> _What to produce_
Work through the entries below and report how many lines include "clamor". The number alone is the answer.
####################
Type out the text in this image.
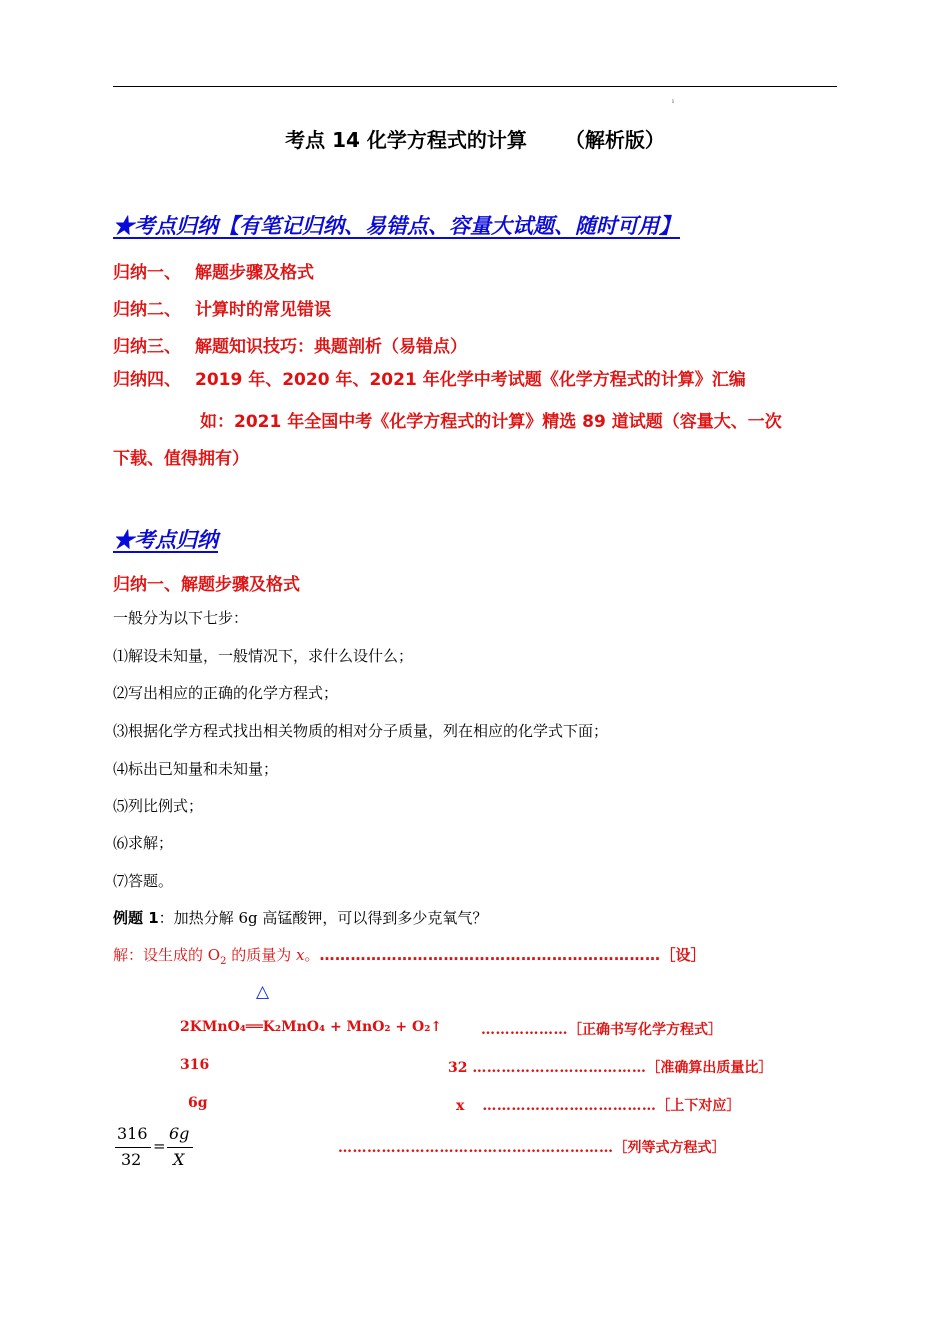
ı
考点 14 化学方程式的计算 （解析版）
★考点归纳【有笔记归纳、易错点、容量大试题、随时可用】
归纳一、 解题步骤及格式
归纳二、 计算时的常见错误
归纳三、 解题知识技巧：典题剖析（易错点）
归纳四、 2019 年、2020 年、2021 年化学中考试题《化学方程式的计算》汇编
如：2021 年全国中考《化学方程式的计算》精选 89 道试题（容量大、一次
下载、值得拥有）
★考点归纳
归纳一、解题步骤及格式
一般分为以下七步：
⑴解设未知量，一般情况下，求什么设什么；
⑵写出相应的正确的化学方程式；
⑶根据化学方程式找出相关物质的相对分子质量，列在相应的化学式下面；
⑷标出已知量和未知量；
⑸列比例式；
⑹求解；
⑺答题。
例题 1：加热分解 6g 高锰酸钾，可以得到多少克氧气？
解：设生成的 $O_2$ 的质量为 x。…………………………………………………………［设］
△
2KMnO₄══K₂MnO₄ + MnO₂ + O₂↑	………………［正确书写化学方程式］
316	32 ………………………………［准确算出质量比］
6g	x ………………………………［上下对应］
316
32
=
6g
X
…………………………………………………［列等式方程式］
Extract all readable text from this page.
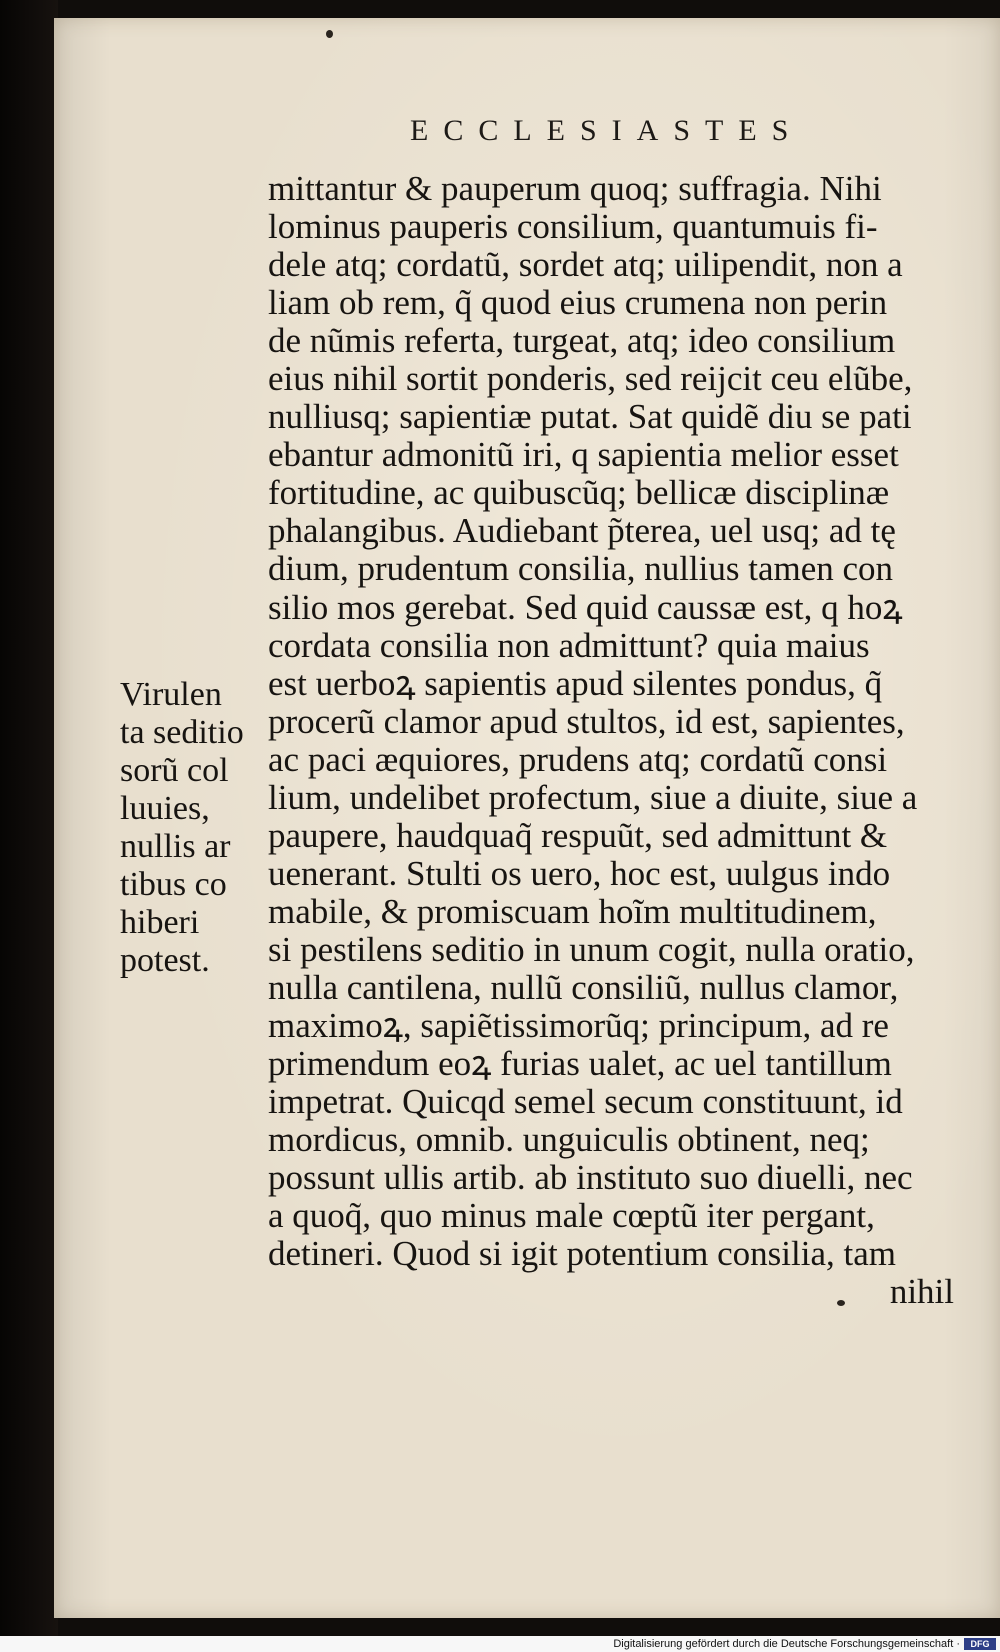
ECCLESIASTES
mittantur & pauperum quoq; suffragia. Nihi
lominus pauperis consilium, quantumuis fi-
dele atq; cordatũ, sordet atq; uilipendit, non a
liam ob rem, q̃ quod eius crumena non perin
de nũmis referta, turgeat, atq; ideo consilium
eius nihil sortit ponderis, sed reijcit ceu elũbe,
nulliusq; sapientiæ putat. Sat quidẽ diu se pati
ebantur admonitũ iri, q sapientia melior esset
fortitudine, ac quibuscũq; bellicæ disciplinæ
phalangibus. Audiebant p̃terea, uel usq; ad tę
dium, prudentum consilia, nullius tamen con
silio mos gerebat. Sed quid caussæ est, q hoꝝ
cordata consilia non admittunt? quia maius
est uerboꝝ sapientis apud silentes pondus, q̃
procerũ clamor apud stultos, id est, sapientes,
ac paci æquiores, prudens atq; cordatũ consi
lium, undelibet profectum, siue a diuite, siue a
paupere, haudquaq̃ respuũt, sed admittunt &
uenerant. Stulti os uero, hoc est, uulgus indo
mabile, & promiscuam hoĩm multitudinem,
si pestilens seditio in unum cogit, nulla oratio,
nulla cantilena, nullũ consiliũ, nullus clamor,
maximoꝝ, sapiẽtissimorũq; principum, ad re
primendum eoꝝ furias ualet, ac uel tantillum
impetrat. Quicqd semel secum constituunt, id
mordicus, omnib. unguiculis obtinent, neq;
possunt ullis artib. ab instituto suo diuelli, nec
a quoq̃, quo minus male cœptũ iter pergant,
detineri. Quod si igit potentium consilia, tam
nihil
Virulen
ta seditio
sorũ col
luuies,
nullis ar
tibus co
hiberi
potest.
Digitalisierung gefördert durch die Deutsche Forschungsgemeinschaft ·	DFG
####################
> _Task answer_
2